▶ [SHORT TASK]: Copy out every line of the listing below, character for character, with nothing changed or left out.

▶ [DATASET ENTRIES]:
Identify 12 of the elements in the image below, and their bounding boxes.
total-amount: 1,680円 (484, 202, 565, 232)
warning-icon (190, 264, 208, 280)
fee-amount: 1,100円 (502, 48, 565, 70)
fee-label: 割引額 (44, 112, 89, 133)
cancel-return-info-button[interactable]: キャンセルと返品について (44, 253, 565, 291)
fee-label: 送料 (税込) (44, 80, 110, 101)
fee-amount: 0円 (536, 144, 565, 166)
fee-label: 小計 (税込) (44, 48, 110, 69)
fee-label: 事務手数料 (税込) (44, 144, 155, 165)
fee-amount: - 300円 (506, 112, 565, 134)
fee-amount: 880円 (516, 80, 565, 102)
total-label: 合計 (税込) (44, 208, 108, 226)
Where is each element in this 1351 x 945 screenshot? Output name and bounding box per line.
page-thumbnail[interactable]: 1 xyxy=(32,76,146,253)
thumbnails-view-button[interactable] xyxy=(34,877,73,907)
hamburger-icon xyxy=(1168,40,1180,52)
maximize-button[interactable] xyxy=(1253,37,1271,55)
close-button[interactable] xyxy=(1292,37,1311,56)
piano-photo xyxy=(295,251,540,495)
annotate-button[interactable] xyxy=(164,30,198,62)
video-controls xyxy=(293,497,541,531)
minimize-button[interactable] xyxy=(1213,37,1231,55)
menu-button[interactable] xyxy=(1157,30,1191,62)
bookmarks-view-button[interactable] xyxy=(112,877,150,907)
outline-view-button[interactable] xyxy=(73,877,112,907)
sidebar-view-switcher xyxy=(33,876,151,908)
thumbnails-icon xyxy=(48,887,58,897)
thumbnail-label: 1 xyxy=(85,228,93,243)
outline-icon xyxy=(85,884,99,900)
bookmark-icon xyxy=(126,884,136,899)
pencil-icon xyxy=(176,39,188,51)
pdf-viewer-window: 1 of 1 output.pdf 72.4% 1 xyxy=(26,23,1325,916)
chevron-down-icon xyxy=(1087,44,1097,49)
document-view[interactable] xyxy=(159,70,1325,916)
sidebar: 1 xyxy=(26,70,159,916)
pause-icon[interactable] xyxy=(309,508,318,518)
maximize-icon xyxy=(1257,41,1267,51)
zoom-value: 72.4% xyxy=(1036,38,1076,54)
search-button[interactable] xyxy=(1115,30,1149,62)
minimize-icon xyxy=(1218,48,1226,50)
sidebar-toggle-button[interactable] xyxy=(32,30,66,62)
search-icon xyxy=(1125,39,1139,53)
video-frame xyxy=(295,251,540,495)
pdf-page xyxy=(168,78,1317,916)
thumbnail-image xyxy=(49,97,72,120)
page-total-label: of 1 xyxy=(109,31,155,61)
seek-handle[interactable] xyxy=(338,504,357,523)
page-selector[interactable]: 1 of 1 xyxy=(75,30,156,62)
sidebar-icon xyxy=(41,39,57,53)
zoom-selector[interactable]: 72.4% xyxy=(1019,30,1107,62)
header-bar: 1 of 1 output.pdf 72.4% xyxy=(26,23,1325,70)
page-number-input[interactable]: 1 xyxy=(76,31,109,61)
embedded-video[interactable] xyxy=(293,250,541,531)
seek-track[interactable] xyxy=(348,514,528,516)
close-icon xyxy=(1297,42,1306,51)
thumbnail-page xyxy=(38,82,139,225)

▶ [SOLUTION TO THIS PROBLEM]:
Identify 12 of the elements in the image below, and their bounding boxes.
total-amount: 1,680円 (484, 202, 565, 232)
warning-icon (190, 264, 208, 280)
fee-amount: 1,100円 (502, 48, 565, 70)
fee-label: 割引額 (44, 112, 89, 133)
cancel-return-info-button[interactable]: キャンセルと返品について (44, 253, 565, 291)
fee-label: 送料 (税込) (44, 80, 110, 101)
fee-amount: 0円 (536, 144, 565, 166)
fee-label: 小計 (税込) (44, 48, 110, 69)
fee-label: 事務手数料 (税込) (44, 144, 155, 165)
fee-amount: - 300円 (506, 112, 565, 134)
fee-amount: 880円 (516, 80, 565, 102)
total-label: 合計 (税込) (44, 208, 108, 226)
Where is each element in this 1351 x 945 screenshot? Output name and bounding box per line.
page-thumbnail[interactable]: 1 xyxy=(32,76,146,253)
thumbnails-view-button[interactable] xyxy=(34,877,73,907)
hamburger-icon xyxy=(1168,40,1180,52)
maximize-button[interactable] xyxy=(1253,37,1271,55)
close-button[interactable] xyxy=(1292,37,1311,56)
piano-photo xyxy=(295,251,540,495)
annotate-button[interactable] xyxy=(164,30,198,62)
video-controls xyxy=(293,497,541,531)
minimize-button[interactable] xyxy=(1213,37,1231,55)
menu-button[interactable] xyxy=(1157,30,1191,62)
bookmarks-view-button[interactable] xyxy=(112,877,150,907)
outline-view-button[interactable] xyxy=(73,877,112,907)
sidebar-view-switcher xyxy=(33,876,151,908)
thumbnails-icon xyxy=(48,887,58,897)
thumbnail-label: 1 xyxy=(85,228,93,243)
outline-icon xyxy=(85,884,99,900)
bookmark-icon xyxy=(126,884,136,899)
pencil-icon xyxy=(176,39,188,51)
pdf-viewer-window: 1 of 1 output.pdf 72.4% 1 xyxy=(26,23,1325,916)
chevron-down-icon xyxy=(1087,44,1097,49)
document-view[interactable] xyxy=(159,70,1325,916)
sidebar: 1 xyxy=(26,70,159,916)
pause-icon[interactable] xyxy=(309,508,318,518)
maximize-icon xyxy=(1257,41,1267,51)
zoom-value: 72.4% xyxy=(1036,38,1076,54)
search-button[interactable] xyxy=(1115,30,1149,62)
minimize-icon xyxy=(1218,48,1226,50)
sidebar-toggle-button[interactable] xyxy=(32,30,66,62)
search-icon xyxy=(1125,39,1139,53)
video-frame xyxy=(295,251,540,495)
pdf-page xyxy=(168,78,1317,916)
thumbnail-image xyxy=(49,97,72,120)
page-total-label: of 1 xyxy=(109,31,155,61)
seek-handle[interactable] xyxy=(338,504,357,523)
page-selector[interactable]: 1 of 1 xyxy=(75,30,156,62)
sidebar-icon xyxy=(41,39,57,53)
zoom-selector[interactable]: 72.4% xyxy=(1019,30,1107,62)
header-bar: 1 of 1 output.pdf 72.4% xyxy=(26,23,1325,70)
page-number-input[interactable]: 1 xyxy=(76,31,109,61)
embedded-video[interactable] xyxy=(293,250,541,531)
seek-track[interactable] xyxy=(348,514,528,516)
close-icon xyxy=(1297,42,1306,51)
thumbnail-page xyxy=(38,82,139,225)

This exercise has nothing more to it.